WRITTEN EXERCISE: Locate every line in the material below that has the word "antes". Copy each of those lines.

(Collected data entries)
◇ ◇ ◇

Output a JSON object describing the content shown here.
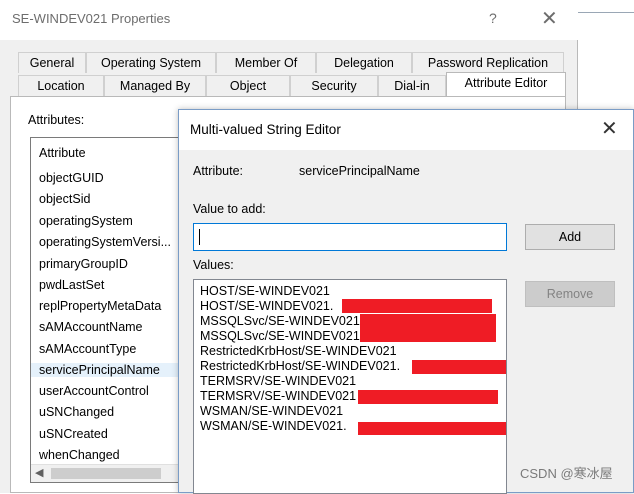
{
  "properties_window": {
    "title": "SE-WINDEV021 Properties",
    "help_glyph": "?",
    "close_glyph": "✕",
    "tabs_row1": [
      "General",
      "Operating System",
      "Member Of",
      "Delegation",
      "Password Replication"
    ],
    "tabs_row2": [
      "Location",
      "Managed By",
      "Object",
      "Security",
      "Dial-in",
      "Attribute Editor"
    ],
    "active_tab": "Attribute Editor",
    "attributes_label": "Attributes:",
    "list_header": "Attribute",
    "attributes": [
      "objectGUID",
      "objectSid",
      "operatingSystem",
      "operatingSystemVersi...",
      "primaryGroupID",
      "pwdLastSet",
      "replPropertyMetaData",
      "sAMAccountName",
      "sAMAccountType",
      "servicePrincipalName",
      "userAccountControl",
      "uSNChanged",
      "uSNCreated",
      "whenChanged"
    ],
    "selected_attribute": "servicePrincipalName"
  },
  "dialog": {
    "title": "Multi-valued String Editor",
    "close_glyph": "✕",
    "attribute_label": "Attribute:",
    "attribute_value": "servicePrincipalName",
    "value_to_add_label": "Value to add:",
    "value_to_add": "",
    "add_button": "Add",
    "values_label": "Values:",
    "remove_button": "Remove",
    "values": [
      "HOST/SE-WINDEV021",
      "HOST/SE-WINDEV021.",
      "MSSQLSvc/SE-WINDEV021",
      "MSSQLSvc/SE-WINDEV021",
      "RestrictedKrbHost/SE-WINDEV021",
      "RestrictedKrbHost/SE-WINDEV021.",
      "TERMSRV/SE-WINDEV021",
      "TERMSRV/SE-WINDEV021",
      "WSMAN/SE-WINDEV021",
      "WSMAN/SE-WINDEV021."
    ]
  },
  "watermark": "CSDN @寒冰屋",
  "colors": {
    "redaction": "#ef1c25",
    "selection": "#e5f1fb",
    "focus_border": "#0078d7"
  }
}
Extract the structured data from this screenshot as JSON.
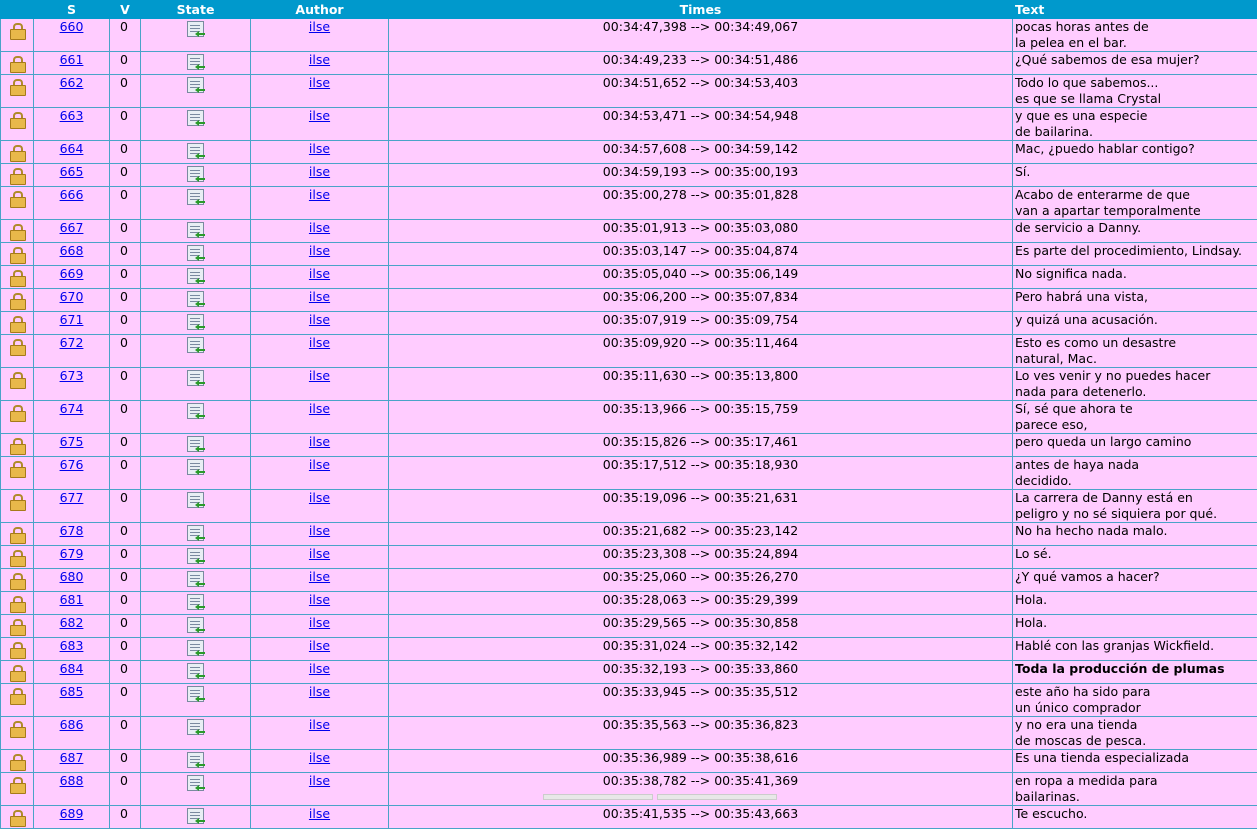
{
  "headers": {
    "s": "S",
    "v": "V",
    "state": "State",
    "author": "Author",
    "times": "Times",
    "text": "Text"
  },
  "icons": {
    "row_lock": "lock-icon",
    "row_state": "state-icon"
  },
  "colors": {
    "header_bg": "#0099cc",
    "row_bg": "#ffccff",
    "link": "#0000ee"
  },
  "rows": [
    {
      "s": "660",
      "v": "0",
      "author": "ilse",
      "times": "00:34:47,398 --> 00:34:49,067",
      "text": "pocas horas antes de\nla pelea en el bar."
    },
    {
      "s": "661",
      "v": "0",
      "author": "ilse",
      "times": "00:34:49,233 --> 00:34:51,486",
      "text": "¿Qué sabemos de esa mujer?"
    },
    {
      "s": "662",
      "v": "0",
      "author": "ilse",
      "times": "00:34:51,652 --> 00:34:53,403",
      "text": "Todo lo que sabemos...\nes que se llama Crystal"
    },
    {
      "s": "663",
      "v": "0",
      "author": "ilse",
      "times": "00:34:53,471 --> 00:34:54,948",
      "text": "y que es una especie\nde bailarina."
    },
    {
      "s": "664",
      "v": "0",
      "author": "ilse",
      "times": "00:34:57,608 --> 00:34:59,142",
      "text": "Mac, ¿puedo hablar contigo?"
    },
    {
      "s": "665",
      "v": "0",
      "author": "ilse",
      "times": "00:34:59,193 --> 00:35:00,193",
      "text": "Sí."
    },
    {
      "s": "666",
      "v": "0",
      "author": "ilse",
      "times": "00:35:00,278 --> 00:35:01,828",
      "text": "Acabo de enterarme de que\nvan a apartar temporalmente"
    },
    {
      "s": "667",
      "v": "0",
      "author": "ilse",
      "times": "00:35:01,913 --> 00:35:03,080",
      "text": "de servicio a Danny."
    },
    {
      "s": "668",
      "v": "0",
      "author": "ilse",
      "times": "00:35:03,147 --> 00:35:04,874",
      "text": "Es parte del procedimiento, Lindsay."
    },
    {
      "s": "669",
      "v": "0",
      "author": "ilse",
      "times": "00:35:05,040 --> 00:35:06,149",
      "text": "No significa nada."
    },
    {
      "s": "670",
      "v": "0",
      "author": "ilse",
      "times": "00:35:06,200 --> 00:35:07,834",
      "text": "Pero habrá una vista,"
    },
    {
      "s": "671",
      "v": "0",
      "author": "ilse",
      "times": "00:35:07,919 --> 00:35:09,754",
      "text": "y quizá una acusación."
    },
    {
      "s": "672",
      "v": "0",
      "author": "ilse",
      "times": "00:35:09,920 --> 00:35:11,464",
      "text": "Esto es como un desastre\nnatural, Mac."
    },
    {
      "s": "673",
      "v": "0",
      "author": "ilse",
      "times": "00:35:11,630 --> 00:35:13,800",
      "text": "Lo ves venir y no puedes hacer\nnada para detenerlo."
    },
    {
      "s": "674",
      "v": "0",
      "author": "ilse",
      "times": "00:35:13,966 --> 00:35:15,759",
      "text": "Sí, sé que ahora te\nparece eso,"
    },
    {
      "s": "675",
      "v": "0",
      "author": "ilse",
      "times": "00:35:15,826 --> 00:35:17,461",
      "text": "pero queda un largo camino"
    },
    {
      "s": "676",
      "v": "0",
      "author": "ilse",
      "times": "00:35:17,512 --> 00:35:18,930",
      "text": "antes de haya nada\ndecidido."
    },
    {
      "s": "677",
      "v": "0",
      "author": "ilse",
      "times": "00:35:19,096 --> 00:35:21,631",
      "text": "La carrera de Danny está en\npeligro y no sé siquiera por qué."
    },
    {
      "s": "678",
      "v": "0",
      "author": "ilse",
      "times": "00:35:21,682 --> 00:35:23,142",
      "text": "No ha hecho nada malo."
    },
    {
      "s": "679",
      "v": "0",
      "author": "ilse",
      "times": "00:35:23,308 --> 00:35:24,894",
      "text": "Lo sé."
    },
    {
      "s": "680",
      "v": "0",
      "author": "ilse",
      "times": "00:35:25,060 --> 00:35:26,270",
      "text": "¿Y qué vamos a hacer?"
    },
    {
      "s": "681",
      "v": "0",
      "author": "ilse",
      "times": "00:35:28,063 --> 00:35:29,399",
      "text": "Hola."
    },
    {
      "s": "682",
      "v": "0",
      "author": "ilse",
      "times": "00:35:29,565 --> 00:35:30,858",
      "text": "Hola."
    },
    {
      "s": "683",
      "v": "0",
      "author": "ilse",
      "times": "00:35:31,024 --> 00:35:32,142",
      "text": "Hablé con las granjas Wickfield."
    },
    {
      "s": "684",
      "v": "0",
      "author": "ilse",
      "times": "00:35:32,193 --> 00:35:33,860",
      "text": "Toda la producción de plumas",
      "bold": true
    },
    {
      "s": "685",
      "v": "0",
      "author": "ilse",
      "times": "00:35:33,945 --> 00:35:35,512",
      "text": "este año ha sido para\nun único comprador"
    },
    {
      "s": "686",
      "v": "0",
      "author": "ilse",
      "times": "00:35:35,563 --> 00:35:36,823",
      "text": "y no era una tienda\nde moscas de pesca."
    },
    {
      "s": "687",
      "v": "0",
      "author": "ilse",
      "times": "00:35:36,989 --> 00:35:38,616",
      "text": "Es una tienda especializada"
    },
    {
      "s": "688",
      "v": "0",
      "author": "ilse",
      "times": "00:35:38,782 --> 00:35:41,369",
      "text": "en ropa a medida para\nbailarinas."
    },
    {
      "s": "689",
      "v": "0",
      "author": "ilse",
      "times": "00:35:41,535 --> 00:35:43,663",
      "text": "Te escucho."
    }
  ]
}
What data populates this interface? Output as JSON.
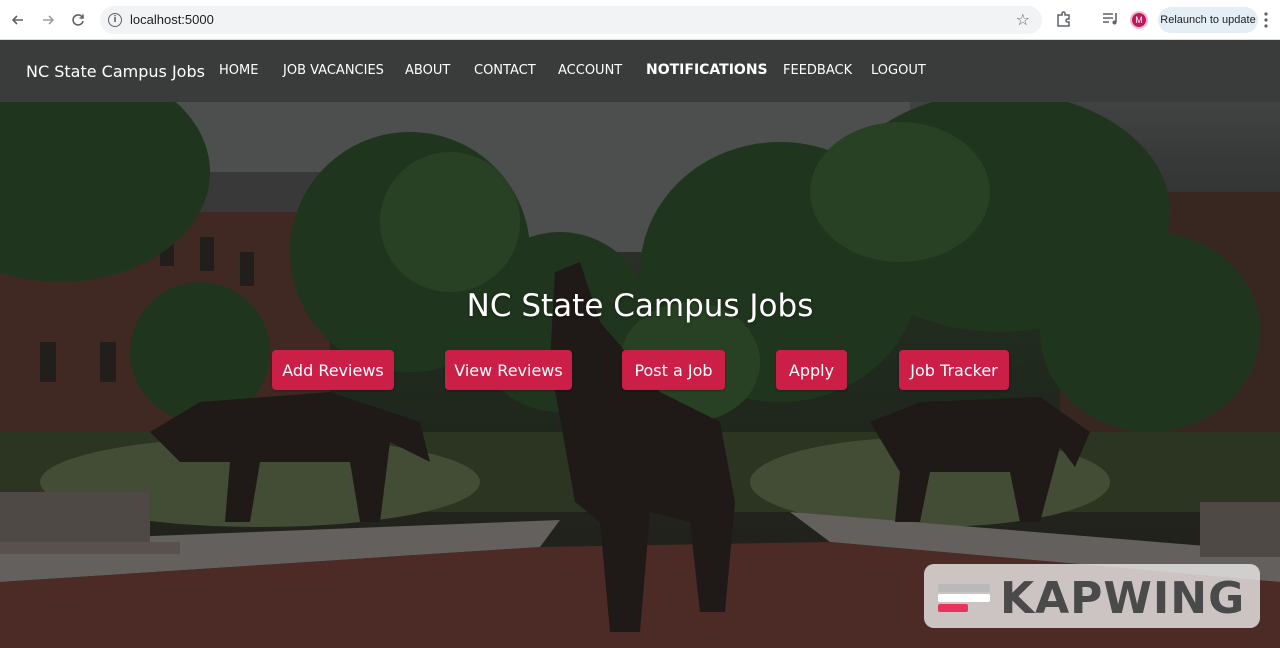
{
  "browser": {
    "url": "localhost:5000",
    "relaunch_label": "Relaunch to update",
    "profile_initial": "M",
    "icons": {
      "back": "arrow-left-icon",
      "forward": "arrow-right-icon",
      "reload": "reload-icon",
      "info": "info-icon",
      "bookmark": "star-icon",
      "extensions": "puzzle-icon",
      "media": "media-queue-icon",
      "menu": "kebab-menu-icon"
    }
  },
  "navbar": {
    "brand": "NC State Campus Jobs",
    "links": [
      {
        "label": "HOME",
        "active": false
      },
      {
        "label": "JOB VACANCIES",
        "active": false
      },
      {
        "label": "ABOUT",
        "active": false
      },
      {
        "label": "CONTACT",
        "active": false
      },
      {
        "label": "ACCOUNT",
        "active": false
      },
      {
        "label": "NOTIFICATIONS",
        "active": true
      },
      {
        "label": "FEEDBACK",
        "active": false
      },
      {
        "label": "LOGOUT",
        "active": false
      }
    ]
  },
  "hero": {
    "title": "NC State Campus Jobs",
    "buttons": [
      {
        "label": "Add Reviews"
      },
      {
        "label": "View Reviews"
      },
      {
        "label": "Post a Job"
      },
      {
        "label": "Apply"
      },
      {
        "label": "Job Tracker"
      }
    ],
    "button_color": "#cc1f48"
  },
  "watermark": {
    "text": "KAPWING"
  },
  "colors": {
    "navbar_bg": "#3a3b3b",
    "accent": "#cc1f48"
  }
}
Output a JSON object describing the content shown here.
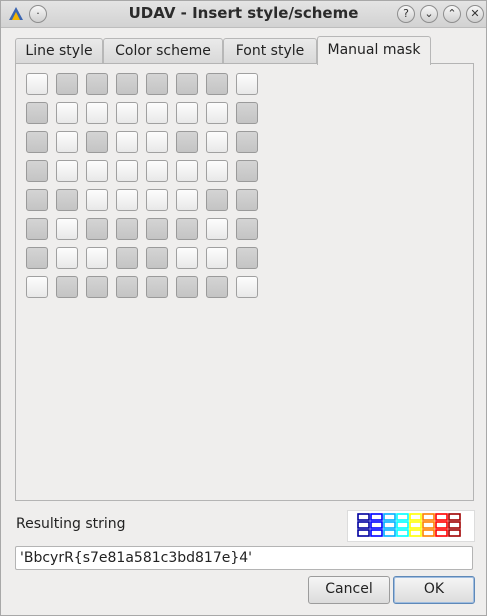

◇ ◇ ◇

RESPONSE TO THIS EXERCISE:
      "text": "pocas horas antes de\nla pelea en el bar."
      "text": "antes de haya nada\ndecidido."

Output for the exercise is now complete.